** start of INFORMATION GIVEN **
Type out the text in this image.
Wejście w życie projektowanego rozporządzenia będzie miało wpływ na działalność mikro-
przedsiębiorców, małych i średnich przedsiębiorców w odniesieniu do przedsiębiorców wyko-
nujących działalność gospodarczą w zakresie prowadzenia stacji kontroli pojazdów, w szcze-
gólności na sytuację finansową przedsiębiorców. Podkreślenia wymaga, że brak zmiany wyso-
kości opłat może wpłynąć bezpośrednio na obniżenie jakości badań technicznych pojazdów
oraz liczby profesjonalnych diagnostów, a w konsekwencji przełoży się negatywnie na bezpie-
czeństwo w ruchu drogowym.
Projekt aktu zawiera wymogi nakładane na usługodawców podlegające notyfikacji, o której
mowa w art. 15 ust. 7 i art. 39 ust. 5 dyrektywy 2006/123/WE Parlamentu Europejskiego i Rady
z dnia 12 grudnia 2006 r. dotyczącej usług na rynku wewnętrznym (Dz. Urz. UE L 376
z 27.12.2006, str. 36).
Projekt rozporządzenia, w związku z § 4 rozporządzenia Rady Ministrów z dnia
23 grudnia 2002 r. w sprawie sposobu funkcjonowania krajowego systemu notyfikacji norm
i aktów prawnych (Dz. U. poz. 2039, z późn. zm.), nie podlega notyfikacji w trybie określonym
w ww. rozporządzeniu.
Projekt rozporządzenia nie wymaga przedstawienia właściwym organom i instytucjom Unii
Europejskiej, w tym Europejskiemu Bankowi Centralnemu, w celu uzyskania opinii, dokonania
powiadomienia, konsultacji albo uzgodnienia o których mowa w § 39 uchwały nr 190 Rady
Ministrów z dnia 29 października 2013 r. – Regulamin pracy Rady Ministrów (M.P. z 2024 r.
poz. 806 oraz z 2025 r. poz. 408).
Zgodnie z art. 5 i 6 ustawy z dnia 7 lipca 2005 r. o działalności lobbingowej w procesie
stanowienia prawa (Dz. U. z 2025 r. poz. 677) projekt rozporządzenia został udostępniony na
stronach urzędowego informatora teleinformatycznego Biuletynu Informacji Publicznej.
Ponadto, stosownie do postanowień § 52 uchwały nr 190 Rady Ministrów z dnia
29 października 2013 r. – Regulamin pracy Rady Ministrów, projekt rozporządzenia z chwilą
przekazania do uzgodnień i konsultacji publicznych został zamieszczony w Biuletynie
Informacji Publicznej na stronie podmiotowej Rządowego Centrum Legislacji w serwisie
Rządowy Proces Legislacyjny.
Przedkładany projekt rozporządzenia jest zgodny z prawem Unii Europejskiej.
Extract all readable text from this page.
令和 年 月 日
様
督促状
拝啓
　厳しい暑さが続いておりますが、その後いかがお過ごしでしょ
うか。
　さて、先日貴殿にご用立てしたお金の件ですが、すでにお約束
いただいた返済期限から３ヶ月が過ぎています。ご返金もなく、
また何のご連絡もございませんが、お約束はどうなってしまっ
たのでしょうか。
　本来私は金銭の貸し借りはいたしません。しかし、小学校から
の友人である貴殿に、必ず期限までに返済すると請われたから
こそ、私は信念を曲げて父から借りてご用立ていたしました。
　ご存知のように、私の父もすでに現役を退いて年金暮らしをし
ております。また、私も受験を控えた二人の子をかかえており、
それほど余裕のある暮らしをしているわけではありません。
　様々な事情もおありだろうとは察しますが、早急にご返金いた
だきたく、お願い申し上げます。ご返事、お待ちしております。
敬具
** end of INFORMATION GIVEN **
DIRECTIVE: Write out every record shown above, word for word.

ANSWER TO THIS EXERCISE:
Type out the text in this image.
Wejście w życie projektowanego rozporządzenia będzie miało wpływ na działalność mikro-
przedsiębiorców, małych i średnich przedsiębiorców w odniesieniu do przedsiębiorców wyko-
nujących działalność gospodarczą w zakresie prowadzenia stacji kontroli pojazdów, w szcze-
gólności na sytuację finansową przedsiębiorców. Podkreślenia wymaga, że brak zmiany wyso-
kości opłat może wpłynąć bezpośrednio na obniżenie jakości badań technicznych pojazdów
oraz liczby profesjonalnych diagnostów, a w konsekwencji przełoży się negatywnie na bezpie-
czeństwo w ruchu drogowym.
Projekt aktu zawiera wymogi nakładane na usługodawców podlegające notyfikacji, o której
mowa w art. 15 ust. 7 i art. 39 ust. 5 dyrektywy 2006/123/WE Parlamentu Europejskiego i Rady
z dnia 12 grudnia 2006 r. dotyczącej usług na rynku wewnętrznym (Dz. Urz. UE L 376
z 27.12.2006, str. 36).
Projekt rozporządzenia, w związku z § 4 rozporządzenia Rady Ministrów z dnia
23 grudnia 2002 r. w sprawie sposobu funkcjonowania krajowego systemu notyfikacji norm
i aktów prawnych (Dz. U. poz. 2039, z późn. zm.), nie podlega notyfikacji w trybie określonym
w ww. rozporządzeniu.
Projekt rozporządzenia nie wymaga przedstawienia właściwym organom i instytucjom Unii
Europejskiej, w tym Europejskiemu Bankowi Centralnemu, w celu uzyskania opinii, dokonania
powiadomienia, konsultacji albo uzgodnienia o których mowa w § 39 uchwały nr 190 Rady
Ministrów z dnia 29 października 2013 r. – Regulamin pracy Rady Ministrów (M.P. z 2024 r.
poz. 806 oraz z 2025 r. poz. 408).
Zgodnie z art. 5 i 6 ustawy z dnia 7 lipca 2005 r. o działalności lobbingowej w procesie
stanowienia prawa (Dz. U. z 2025 r. poz. 677) projekt rozporządzenia został udostępniony na
stronach urzędowego informatora teleinformatycznego Biuletynu Informacji Publicznej.
Ponadto, stosownie do postanowień § 52 uchwały nr 190 Rady Ministrów z dnia
29 października 2013 r. – Regulamin pracy Rady Ministrów, projekt rozporządzenia z chwilą
przekazania do uzgodnień i konsultacji publicznych został zamieszczony w Biuletynie
Informacji Publicznej na stronie podmiotowej Rządowego Centrum Legislacji w serwisie
Rządowy Proces Legislacyjny.
Przedkładany projekt rozporządzenia jest zgodny z prawem Unii Europejskiej.
Extract all readable text from this page.
令和 年 月 日
様
督促状
拝啓
　厳しい暑さが続いておりますが、その後いかがお過ごしでしょ
うか。
　さて、先日貴殿にご用立てしたお金の件ですが、すでにお約束
いただいた返済期限から３ヶ月が過ぎています。ご返金もなく、
また何のご連絡もございませんが、お約束はどうなってしまっ
たのでしょうか。
　本来私は金銭の貸し借りはいたしません。しかし、小学校から
の友人である貴殿に、必ず期限までに返済すると請われたから
こそ、私は信念を曲げて父から借りてご用立ていたしました。
　ご存知のように、私の父もすでに現役を退いて年金暮らしをし
ております。また、私も受験を控えた二人の子をかかえており、
それほど余裕のある暮らしをしているわけではありません。
　様々な事情もおありだろうとは察しますが、早急にご返金いた
だきたく、お願い申し上げます。ご返事、お待ちしております。
敬具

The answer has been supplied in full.